*EXTRACTED TEXT:*
★ ★ ★ ★
AMD and Hewlett Packard Enterprise (HPE) have had long standing, collaborative history since the 1st generation AMD EPYC™ processors were announced several years ago. From SMBs to HPC to Supercomputers, more and more customers worldwide have built their business on the value and industry leading performance that AMD based HPE systems deliver.
"HPE is focused on bringing to market the most innovative technology that delivers the best value for our customers so they can accelerate the delivery of new ideas, products and services," said Bill Mannel, VP and GM of High Performance Computing (HPC) at Hewlett Packard Enterprise. "With the HPE Apollo 6500 Gen10 Plus System, we are delivering a flexible, accelerated compute platform based on the AMD EPYC SoC and AMD Instinct MI100 GPUs to optimize performance for HPC applications."
The AMD EPYC SoC delivers a better balance of cores, memory, and I/O to deliver optimal performance based upon todays HPC workloads," said John Morris, CVP, Enterprise and HPC Business Group, Advanced Micro Devices. "EPYC enables the new HPE Apollo 6500 Gen10 System to deliver unique capabilities and address the needs of a broad range of accelerated compute applications."
AMD is the new standard for High Performance Computing
AMD has proven leadership in all areas critical for success in the HPC market. Let’s start with performance. AMD EPYC 7002 Series Processors deliver world record performance with ~2.3X generational performance increase and outpace Intel Xeon Platinum 8280L by up to 102%.1 AMD offers a simple SKU stack from 8 cores up to 64 cores plus high frequency SKUs so you can choose the right processor for the job. Does your application require lots of L3 cache? No problem. AMD EPYC processors offer 16 MB per 4 cores. Do you need access to lots of memory? We have that covered. With support for 8 channels and up to 4TB per socket at the fastest 3200MT/S speeds, AMD EPYC processors deliver the highest available memory. Need lots of I/O bandwidth? We offer plenty. With 128 PCIe lanes that can be used to as you wish. And you can choose without compromise since the same feature sets are available from the top of the stack to bottom without a cost increase.
In addition, AMD EPYC 7002 Series Processors offer ground-breaking TCO: two socket AMD EPYC powered servers can deliver up to 49% lower TCO than 2P competition powered servers.2 This is important for HPC applications with high per core license costs to ensure they are being used efficiently.
★ ★ ★ ★
Spatial annotation items:
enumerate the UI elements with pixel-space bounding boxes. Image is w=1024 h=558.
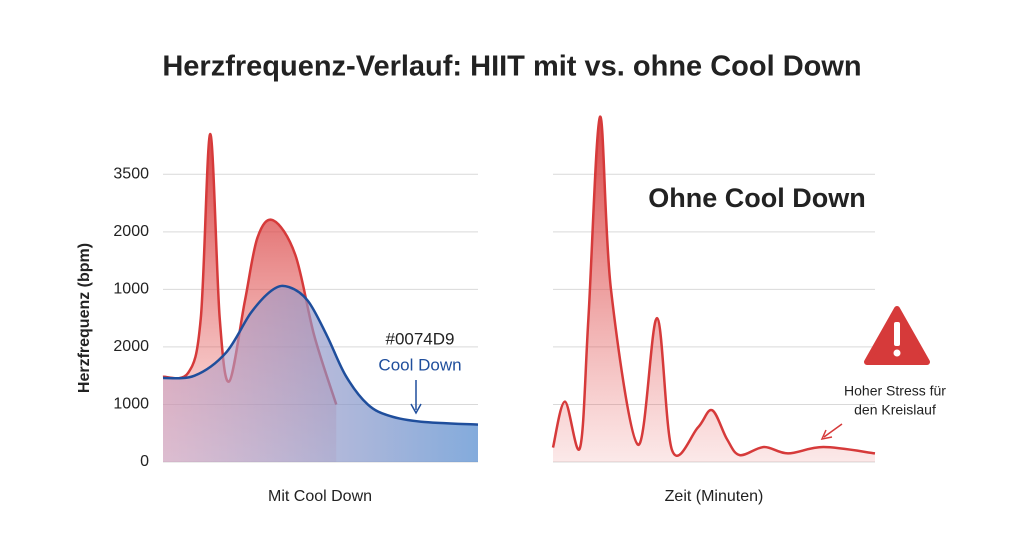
line <box>162 284 479 426</box>
legend-label: Cool Down <box>378 355 461 374</box>
area-fill <box>553 116 875 462</box>
line <box>551 115 876 457</box>
warning-icon-mark <box>894 322 900 346</box>
y-tick-label: 0 <box>140 453 149 470</box>
y-axis-label: Herzfrequenz (bpm) <box>76 243 93 393</box>
arrow-head <box>410 403 422 415</box>
annotation: #0074D9 <box>385 329 454 348</box>
y-tick-label: 2000 <box>113 338 149 355</box>
warning-text: Hoher Stress für <box>844 383 946 399</box>
y-tick-label: 1000 <box>113 281 149 298</box>
annotation: Ohne Cool Down <box>648 183 865 213</box>
arrow-head <box>820 429 833 441</box>
chart-title: Herzfrequenz-Verlauf: HIIT mit vs. ohne … <box>162 51 861 83</box>
y-tick-label: 2000 <box>113 223 149 240</box>
y-tick-label: 1000 <box>113 396 149 413</box>
y-tick-label: 3500 <box>113 166 149 183</box>
x-axis-label: Mit Cool Down <box>268 488 372 505</box>
arrow <box>823 423 843 438</box>
warning-icon-dot <box>893 349 901 357</box>
warning-text: den Kreislauf <box>854 402 936 418</box>
x-axis-label: Zeit (Minuten) <box>665 488 764 505</box>
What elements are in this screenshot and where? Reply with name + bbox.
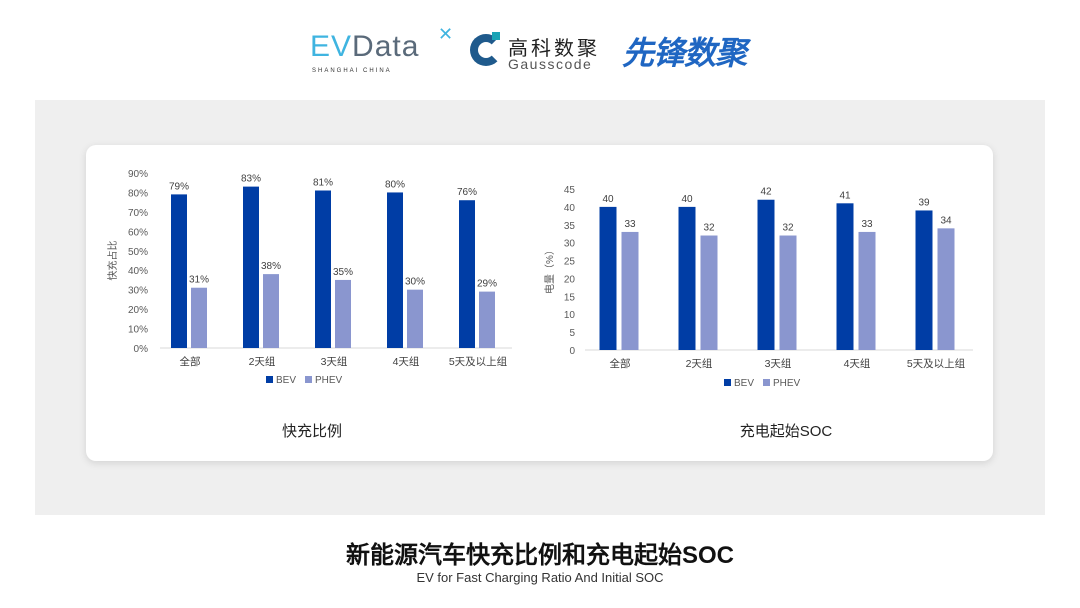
xianfeng-logo: 先锋数聚 bbox=[622, 35, 747, 71]
data-label: 81% bbox=[313, 178, 333, 189]
bar-bev bbox=[915, 210, 933, 350]
y-tick-label: 20 bbox=[564, 274, 576, 285]
bar-bev bbox=[757, 199, 775, 350]
legend-swatch-bev bbox=[266, 376, 273, 383]
y-tick-label: 60% bbox=[128, 227, 148, 238]
data-label: 31% bbox=[189, 275, 209, 286]
chart-title: 充电起始SOC bbox=[740, 423, 833, 440]
data-label: 76% bbox=[457, 187, 477, 198]
gausscode-square-icon bbox=[492, 32, 500, 40]
bar-phev bbox=[335, 279, 351, 348]
page-subtitle: EV for Fast Charging Ratio And Initial S… bbox=[416, 570, 664, 585]
data-label: 38% bbox=[261, 261, 281, 272]
bar-bev bbox=[171, 194, 187, 348]
bar-phev bbox=[407, 289, 423, 348]
data-label: 40 bbox=[681, 194, 693, 205]
y-tick-label: 70% bbox=[128, 208, 148, 219]
bar-phev bbox=[621, 231, 639, 350]
gausscode-cn: 高科数聚 bbox=[508, 38, 600, 60]
bar-bev bbox=[459, 200, 475, 348]
data-label: 83% bbox=[241, 174, 261, 185]
bar-phev bbox=[191, 287, 207, 348]
bar-phev bbox=[858, 231, 876, 350]
data-label: 35% bbox=[333, 267, 353, 278]
legend-label-bev: BEV bbox=[734, 378, 754, 389]
legend-label-bev: BEV bbox=[276, 375, 296, 386]
y-tick-label: 45 bbox=[564, 185, 576, 196]
y-tick-label: 90% bbox=[128, 169, 148, 180]
chart-title: 快充比例 bbox=[282, 423, 342, 440]
y-tick-label: 50% bbox=[128, 247, 148, 258]
y-tick-label: 80% bbox=[128, 188, 148, 199]
x-tick-label: 全部 bbox=[180, 355, 201, 368]
legend-label-phev: PHEV bbox=[315, 375, 343, 386]
bar-phev bbox=[479, 291, 495, 348]
data-label: 32 bbox=[782, 223, 794, 234]
data-label: 33 bbox=[624, 219, 636, 230]
logo-bar: EVData ✕ SHANGHAI CHINA 高科数聚 Gausscode 先… bbox=[0, 24, 1080, 74]
y-tick-label: 5 bbox=[569, 328, 575, 339]
data-label: 39 bbox=[918, 197, 930, 208]
y-tick-label: 0 bbox=[569, 346, 575, 357]
legend-label-phev: PHEV bbox=[773, 378, 801, 389]
y-tick-label: 35 bbox=[564, 221, 576, 232]
bar-bev bbox=[315, 190, 331, 348]
y-axis-label: 快充占比 bbox=[106, 241, 119, 281]
legend-swatch-phev bbox=[763, 379, 770, 386]
y-tick-label: 10 bbox=[564, 310, 576, 321]
bar-bev bbox=[599, 206, 617, 350]
y-tick-label: 15 bbox=[564, 292, 576, 303]
evdata-logo: EVData ✕ SHANGHAI CHINA bbox=[310, 24, 453, 74]
x-tick-label: 4天组 bbox=[844, 357, 871, 370]
x-tick-label: 2天组 bbox=[249, 355, 276, 368]
data-label: 30% bbox=[405, 277, 425, 288]
bar-phev bbox=[779, 235, 797, 350]
data-label: 29% bbox=[477, 279, 497, 290]
bar-phev bbox=[700, 235, 718, 350]
data-label: 80% bbox=[385, 179, 405, 190]
bar-bev bbox=[836, 203, 854, 350]
x-tick-label: 3天组 bbox=[765, 357, 792, 370]
data-label: 42 bbox=[760, 187, 772, 198]
bar-phev bbox=[937, 228, 955, 350]
evdata-logo-x: ✕ bbox=[438, 24, 455, 44]
data-label: 40 bbox=[602, 194, 614, 205]
bar-bev bbox=[243, 186, 259, 348]
legend-swatch-phev bbox=[305, 376, 312, 383]
x-tick-label: 5天及以上组 bbox=[907, 357, 966, 370]
y-tick-label: 0% bbox=[134, 344, 149, 355]
y-axis-label: 电量（%） bbox=[543, 245, 556, 294]
x-tick-label: 5天及以上组 bbox=[449, 355, 508, 368]
y-tick-label: 30% bbox=[128, 286, 148, 297]
y-tick-label: 25 bbox=[564, 257, 576, 268]
data-label: 32 bbox=[703, 223, 715, 234]
bar-phev bbox=[263, 274, 279, 348]
data-label: 41 bbox=[839, 190, 851, 201]
x-tick-label: 3天组 bbox=[321, 355, 348, 368]
y-tick-label: 40 bbox=[564, 203, 576, 214]
x-tick-label: 2天组 bbox=[686, 357, 713, 370]
y-tick-label: 30 bbox=[564, 239, 576, 250]
gausscode-mark-icon bbox=[470, 34, 502, 66]
y-tick-label: 40% bbox=[128, 266, 148, 277]
legend-swatch-bev bbox=[724, 379, 731, 386]
y-tick-label: 10% bbox=[128, 325, 148, 336]
y-tick-label: 20% bbox=[128, 305, 148, 316]
evdata-logo-ev: EV bbox=[310, 30, 353, 63]
x-tick-label: 4天组 bbox=[393, 355, 420, 368]
data-label: 34 bbox=[940, 215, 952, 226]
evdata-logo-data: Data bbox=[352, 30, 420, 63]
gausscode-en: Gausscode bbox=[508, 56, 593, 72]
bar-bev bbox=[678, 206, 696, 350]
evdata-logo-sub: SHANGHAI CHINA bbox=[312, 68, 392, 74]
x-tick-label: 全部 bbox=[610, 357, 631, 370]
data-label: 33 bbox=[861, 219, 873, 230]
data-label: 79% bbox=[169, 181, 189, 192]
bar-bev bbox=[387, 192, 403, 348]
page-title: 新能源汽车快充比例和充电起始SOC bbox=[345, 542, 734, 569]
★ ★ ★ ★
*DIRECTIONS:*
#1 Do the following statements agree with the AMD and HPE text above? Answer yes or no for each, and quote the deciding words of the text.
(a) AMD EPYC processors offer 16 MB of L3 cache per 4 cores.
(b) John Morris is VP and GM of High Performance Computing at Hewlett Packard Enterprise.
(c) The AMD SKU stack runs from 8 cores up to 128 cores.
#2 Can you output the AMD and HPE text from "AMD and Hewlett" to "HPE systems deliver.", copied word for word?
#3 Answer these questions from the AMD and HPE text above.
(a) Which GPUs does the HPE Apollo 6500 Gen10 Plus System use?
(b) How many PCIe lanes do AMD EPYC processors offer?
(c) By up to how much can two-socket AMD EPYC powered servers lower TCO compared with 2P competition powered servers?

*RESPONSES IN ORDER:*
#1
(a) Yes: "AMD EPYC processors offer 16 MB per 4 cores."
(b) No: "said John Morris, CVP, Enterprise and HPC Business Group, Advanced Micro Devices"
(c) No: "AMD offers a simple SKU stack from 8 cores up to 64 cores plus high frequency SKUs"

#2
AMD and Hewlett Packard Enterprise (HPE) have had long standing, collaborative history since the 1st generation AMD EPYC™ processors were announced several years ago. From SMBs to HPC to Supercomputers, more and more customers worldwide have built their business on the value and industry leading performance that AMD based HPE systems deliver.

#3
(a) AMD Instinct MI100 GPUs
(b) 128
(c) Up to 49%